### What the exercise asks
Return the records in full, exactly as given.

### Provided records
# # # #

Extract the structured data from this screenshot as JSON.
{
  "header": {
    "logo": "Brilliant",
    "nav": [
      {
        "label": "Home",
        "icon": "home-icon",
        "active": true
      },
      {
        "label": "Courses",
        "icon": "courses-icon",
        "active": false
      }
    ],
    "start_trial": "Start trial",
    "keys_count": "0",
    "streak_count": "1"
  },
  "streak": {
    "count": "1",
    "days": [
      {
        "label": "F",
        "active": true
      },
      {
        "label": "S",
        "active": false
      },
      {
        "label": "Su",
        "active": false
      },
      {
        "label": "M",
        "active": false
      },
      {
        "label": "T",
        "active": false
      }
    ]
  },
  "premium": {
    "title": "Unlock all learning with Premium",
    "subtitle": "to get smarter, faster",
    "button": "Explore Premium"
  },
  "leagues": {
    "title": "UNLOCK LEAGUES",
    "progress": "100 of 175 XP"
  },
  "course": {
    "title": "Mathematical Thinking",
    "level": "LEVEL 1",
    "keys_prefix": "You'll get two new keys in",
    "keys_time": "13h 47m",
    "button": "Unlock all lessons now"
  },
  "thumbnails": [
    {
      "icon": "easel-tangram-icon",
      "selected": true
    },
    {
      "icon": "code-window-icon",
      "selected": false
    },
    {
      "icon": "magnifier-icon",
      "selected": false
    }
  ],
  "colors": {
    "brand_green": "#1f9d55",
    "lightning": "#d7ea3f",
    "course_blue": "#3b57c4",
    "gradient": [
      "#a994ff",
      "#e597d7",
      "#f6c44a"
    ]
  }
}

# # # #

### Written solution
Extract the structured data from this screenshot as JSON.
{
  "header": {
    "logo": "Brilliant",
    "nav": [
      {
        "label": "Home",
        "icon": "home-icon",
        "active": true
      },
      {
        "label": "Courses",
        "icon": "courses-icon",
        "active": false
      }
    ],
    "start_trial": "Start trial",
    "keys_count": "0",
    "streak_count": "1"
  },
  "streak": {
    "count": "1",
    "days": [
      {
        "label": "F",
        "active": true
      },
      {
        "label": "S",
        "active": false
      },
      {
        "label": "Su",
        "active": false
      },
      {
        "label": "M",
        "active": false
      },
      {
        "label": "T",
        "active": false
      }
    ]
  },
  "premium": {
    "title": "Unlock all learning with Premium",
    "subtitle": "to get smarter, faster",
    "button": "Explore Premium"
  },
  "leagues": {
    "title": "UNLOCK LEAGUES",
    "progress": "100 of 175 XP"
  },
  "course": {
    "title": "Mathematical Thinking",
    "level": "LEVEL 1",
    "keys_prefix": "You'll get two new keys in",
    "keys_time": "13h 47m",
    "button": "Unlock all lessons now"
  },
  "thumbnails": [
    {
      "icon": "easel-tangram-icon",
      "selected": true
    },
    {
      "icon": "code-window-icon",
      "selected": false
    },
    {
      "icon": "magnifier-icon",
      "selected": false
    }
  ],
  "colors": {
    "brand_green": "#1f9d55",
    "lightning": "#d7ea3f",
    "course_blue": "#3b57c4",
    "gradient": [
      "#a994ff",
      "#e597d7",
      "#f6c44a"
    ]
  }
}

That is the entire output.